> _PAGE_

********************

A stone column is only as good as the soil it replaces. We test both before designing the grid.

Our approach and scope

NZGS guidelines and NZS 4203 seismic provisions set the bar for ground improvement in Wellington. The city sits in a high-seismic zone. A stone column scheme must do two things: control static settlement and resist liquefaction-induced loss of confinement. Our design process starts with a particle-size distribution analysis. The grain-size curve of the host soil dictates whether a wet top-feed or a dry bottom-feed installation method is suitable. Silty soils with less than 15% fines often compact well. Higher fines content requires closer spacing and a clean gravel backfill that meets the filter criteria. We test the stone aggregate alongside the in-situ material. Combining that data with liquefaction triggering analyses under the Wellington seismic hazard spectrum gives the column diameter, spacing, and target modulus. The output is a plan-view layout and a QA/QC specification ready for the ground improvement contractor.

********************

> _DATA LINES_
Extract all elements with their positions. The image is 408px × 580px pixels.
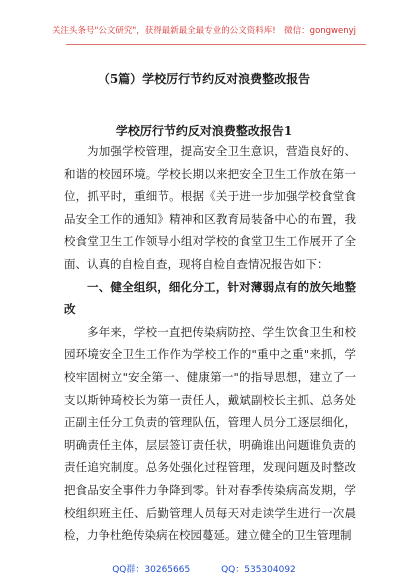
header-divider	[66, 44, 366, 45]
body-paragraph: 为加强学校管理，提高安全卫生意识，营造良好的、和谐的校园环境。学校长期以来把安全卫生工作放在第一位，抓平时，重细节。根据《关于进一步加强学校食堂食品安全工作的通知》精神和区教育局装备中心的布置，我校食堂卫生工作领导小组对学校的食堂卫生工作展开了全面、认真的自检自查，现将自检自查情况报告如下：	[64, 144, 356, 271]
footer-contact	[0, 562, 408, 575]
footer-qq-group: QQ群：30265665	[112, 565, 191, 575]
body-paragraph: 多年来，学校一直把传染病防控、学生饮食卫生和校园环境安全卫生工作作为学校工作的"重中之重"来抓，学校牢固树立"安全第一、健康第一"的指导思想，建立了一支以斯钟琦校长为第一责任人，戴斌副校长主抓、总务处正副主任分工负责的管理队伍，管理人员分工逐层细化，明确责任主体，层层签订责任状，明确谁出问题谁负责的责任追究制度。总务处强化过程管理，发现问题及时整改把食品安全事件力争降到零。针对春季传染病高发期，学校组织班主任、后勤管理人员每天对走读学生进行一次晨检，力争杜绝传染病在校园蔓延。建立健全的卫生管理制	[64, 324, 356, 543]
section-heading: 一、健全组织，细化分工，针对薄弱点有的放矢地整改	[64, 279, 356, 317]
document-body	[64, 140, 356, 547]
footer-qq: QQ：535304092	[221, 565, 296, 575]
document-title: （5篇）学校厉行节约反对浪费整改报告	[97, 72, 311, 86]
header-banner: 关注头条号"公文研究"，获得最新最全最专业的公文资料库! 微信：gongwenyj	[51, 26, 357, 36]
report-title: 学校厉行节约反对浪费整改报告1	[115, 124, 293, 138]
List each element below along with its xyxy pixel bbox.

********************

> _JOBS_
a. According to the stone column design text, what does the grain-size curve of the host soil dictate?
b. Rewrite the paragraph of the stone column design text that begins "NZGS guidelines and NZS 4203" as a bulleted list, keeping its main facts.
c. Continue the stone column design text from its final sentence.

> _RESPONSES TO THE TASKS_
a. It dictates whether a wet top-feed or a dry bottom-feed installation method is suitable.

b.
- NZGS guidelines and NZS 4203 seismic provisions set the standard for ground improvement in Wellington, a high-seismic zone.
- A stone column scheme must control static settlement and resist liquefaction-induced loss of confinement.
- Design begins with a particle-size distribution analysis, whose grain-size curve determines whether wet top-feed or dry bottom-feed installation is suitable.
- Silty soils with less than 15% fines often compact well; higher fines content calls for closer spacing and clean gravel backfill meeting the filter criteria.
- The stone aggregate is tested alongside the in-situ material.
- Combined with liquefaction triggering analyses under the Wellington seismic hazard spectrum, this data yields column diameter, spacing, and target modulus.
- The output is a plan-view layout and a QA/QC specification for the ground improvement contractor.

c.
Stone Column Design for Soft Ground Improvement in Wellington
Technical reference image — Wellington

Local ground factors

Wellington's reclaimed land around Lambton Harbour and the Miramar flats carries a double risk: soft compressible layers and a shallow water table. We have seen sites where the groundwater sits at 1.2 metres below ground level in winter. A stone column design that ignores pore pressure dissipation will fail during installation. The risk of bulging failure in the upper 2–3 column diameters is real when the surrounding undrained shear strength drops below 15 kPa. Our lab measures that strength directly with in-situ vane tests and UU triaxial on Shelby tube samples. Another local hazard is the Wellington Fault. Ground shaking can densify loose sands outside the column grid, causing differential movement at the perimeter. We address that by extending the treatment zone 2 metres beyond the building footprint and specifying a load transfer platform of well-graded gravel, tested for plate-load-test performance before structural works begin.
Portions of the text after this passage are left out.